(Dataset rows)
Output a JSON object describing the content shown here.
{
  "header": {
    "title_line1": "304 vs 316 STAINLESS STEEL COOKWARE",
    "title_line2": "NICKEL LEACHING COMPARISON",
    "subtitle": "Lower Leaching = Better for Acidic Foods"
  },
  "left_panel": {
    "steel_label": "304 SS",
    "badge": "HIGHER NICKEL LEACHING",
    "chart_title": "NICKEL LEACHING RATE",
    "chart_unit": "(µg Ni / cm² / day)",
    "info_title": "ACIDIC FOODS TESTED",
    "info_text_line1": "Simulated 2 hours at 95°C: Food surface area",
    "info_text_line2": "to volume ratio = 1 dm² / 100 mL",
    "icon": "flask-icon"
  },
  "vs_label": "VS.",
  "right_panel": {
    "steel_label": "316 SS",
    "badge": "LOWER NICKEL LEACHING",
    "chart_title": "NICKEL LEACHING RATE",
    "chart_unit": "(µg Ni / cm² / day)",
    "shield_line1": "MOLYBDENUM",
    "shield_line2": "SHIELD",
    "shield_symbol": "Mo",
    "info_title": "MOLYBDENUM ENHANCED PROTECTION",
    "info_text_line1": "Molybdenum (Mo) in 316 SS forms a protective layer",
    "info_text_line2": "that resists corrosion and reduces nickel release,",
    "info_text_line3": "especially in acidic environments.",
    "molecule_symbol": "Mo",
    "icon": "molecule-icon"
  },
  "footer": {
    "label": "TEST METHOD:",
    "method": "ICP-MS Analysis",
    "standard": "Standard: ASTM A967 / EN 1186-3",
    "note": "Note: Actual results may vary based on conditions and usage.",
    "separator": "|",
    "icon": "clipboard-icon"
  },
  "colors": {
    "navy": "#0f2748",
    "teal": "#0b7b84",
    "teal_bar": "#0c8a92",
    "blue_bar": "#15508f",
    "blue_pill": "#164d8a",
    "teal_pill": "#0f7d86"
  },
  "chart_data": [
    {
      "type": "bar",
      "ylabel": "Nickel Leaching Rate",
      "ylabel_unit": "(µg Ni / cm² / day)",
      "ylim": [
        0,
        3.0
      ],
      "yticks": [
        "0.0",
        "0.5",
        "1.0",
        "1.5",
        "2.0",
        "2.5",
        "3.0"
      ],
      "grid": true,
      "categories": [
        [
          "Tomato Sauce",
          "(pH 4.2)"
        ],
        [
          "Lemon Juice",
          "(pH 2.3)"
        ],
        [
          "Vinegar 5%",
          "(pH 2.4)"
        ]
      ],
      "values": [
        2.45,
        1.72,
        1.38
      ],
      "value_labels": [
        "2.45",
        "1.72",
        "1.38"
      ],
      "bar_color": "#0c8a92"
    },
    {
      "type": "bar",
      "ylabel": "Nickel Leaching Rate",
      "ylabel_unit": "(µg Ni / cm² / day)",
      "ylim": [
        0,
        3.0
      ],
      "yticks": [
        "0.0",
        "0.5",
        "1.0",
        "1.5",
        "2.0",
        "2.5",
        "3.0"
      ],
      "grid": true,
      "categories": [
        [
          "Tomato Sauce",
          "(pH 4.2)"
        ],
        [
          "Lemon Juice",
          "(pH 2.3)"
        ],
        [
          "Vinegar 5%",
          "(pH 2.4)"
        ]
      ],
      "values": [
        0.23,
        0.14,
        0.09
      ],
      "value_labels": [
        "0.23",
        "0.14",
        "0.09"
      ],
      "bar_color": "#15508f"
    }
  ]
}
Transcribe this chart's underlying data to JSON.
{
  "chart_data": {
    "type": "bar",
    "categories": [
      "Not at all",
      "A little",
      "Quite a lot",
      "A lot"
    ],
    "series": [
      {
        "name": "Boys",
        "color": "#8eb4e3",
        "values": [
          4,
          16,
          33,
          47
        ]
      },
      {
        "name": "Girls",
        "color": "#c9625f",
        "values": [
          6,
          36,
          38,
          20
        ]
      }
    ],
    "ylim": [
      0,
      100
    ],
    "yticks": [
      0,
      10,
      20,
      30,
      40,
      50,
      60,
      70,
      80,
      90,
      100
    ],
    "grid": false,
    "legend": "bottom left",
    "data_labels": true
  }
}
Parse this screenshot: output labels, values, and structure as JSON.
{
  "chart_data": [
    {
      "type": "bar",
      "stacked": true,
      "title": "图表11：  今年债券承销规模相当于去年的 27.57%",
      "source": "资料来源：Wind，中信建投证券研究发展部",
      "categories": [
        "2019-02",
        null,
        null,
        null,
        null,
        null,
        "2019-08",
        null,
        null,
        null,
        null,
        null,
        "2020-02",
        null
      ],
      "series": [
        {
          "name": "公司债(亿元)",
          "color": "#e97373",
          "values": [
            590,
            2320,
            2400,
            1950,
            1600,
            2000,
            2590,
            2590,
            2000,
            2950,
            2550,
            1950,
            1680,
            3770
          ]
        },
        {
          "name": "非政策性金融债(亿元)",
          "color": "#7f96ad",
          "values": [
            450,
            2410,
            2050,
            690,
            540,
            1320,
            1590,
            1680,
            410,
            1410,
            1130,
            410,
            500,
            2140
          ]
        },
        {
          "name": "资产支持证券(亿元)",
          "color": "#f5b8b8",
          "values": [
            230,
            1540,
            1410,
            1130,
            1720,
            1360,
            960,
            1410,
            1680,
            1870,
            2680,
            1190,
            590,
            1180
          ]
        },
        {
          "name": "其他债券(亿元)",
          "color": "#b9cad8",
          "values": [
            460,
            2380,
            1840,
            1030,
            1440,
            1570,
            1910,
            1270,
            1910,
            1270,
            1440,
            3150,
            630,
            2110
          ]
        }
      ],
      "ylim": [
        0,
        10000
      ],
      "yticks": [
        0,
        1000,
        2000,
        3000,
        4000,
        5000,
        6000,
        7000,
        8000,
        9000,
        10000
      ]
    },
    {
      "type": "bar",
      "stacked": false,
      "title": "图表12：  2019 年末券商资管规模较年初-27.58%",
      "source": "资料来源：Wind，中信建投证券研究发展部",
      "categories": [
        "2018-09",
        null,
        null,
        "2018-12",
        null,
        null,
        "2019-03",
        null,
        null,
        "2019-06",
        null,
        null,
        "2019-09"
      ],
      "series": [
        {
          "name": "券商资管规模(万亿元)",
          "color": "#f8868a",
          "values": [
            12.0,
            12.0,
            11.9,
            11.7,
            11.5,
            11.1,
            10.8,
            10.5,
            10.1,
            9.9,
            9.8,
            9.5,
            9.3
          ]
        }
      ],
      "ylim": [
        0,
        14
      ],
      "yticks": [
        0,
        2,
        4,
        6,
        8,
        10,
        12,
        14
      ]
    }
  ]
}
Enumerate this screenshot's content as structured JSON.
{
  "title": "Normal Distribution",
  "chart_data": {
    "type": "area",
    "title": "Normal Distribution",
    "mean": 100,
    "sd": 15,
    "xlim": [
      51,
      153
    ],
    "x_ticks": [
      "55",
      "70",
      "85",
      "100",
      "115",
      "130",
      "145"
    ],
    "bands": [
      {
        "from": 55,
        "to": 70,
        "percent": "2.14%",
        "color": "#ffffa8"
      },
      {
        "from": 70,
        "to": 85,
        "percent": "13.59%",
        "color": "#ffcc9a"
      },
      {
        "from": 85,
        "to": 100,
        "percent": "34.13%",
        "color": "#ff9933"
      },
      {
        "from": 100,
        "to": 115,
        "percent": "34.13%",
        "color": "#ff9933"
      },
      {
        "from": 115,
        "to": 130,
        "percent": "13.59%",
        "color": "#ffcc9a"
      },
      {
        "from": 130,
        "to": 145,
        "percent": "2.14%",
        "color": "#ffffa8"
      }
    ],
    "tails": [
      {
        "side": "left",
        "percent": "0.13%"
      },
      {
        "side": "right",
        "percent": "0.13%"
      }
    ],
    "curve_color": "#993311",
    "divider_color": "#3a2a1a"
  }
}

**Exercise:**
Using the entries above, tally how many lines have the word "from" in them; write the number and nothing more.

**The output:**
6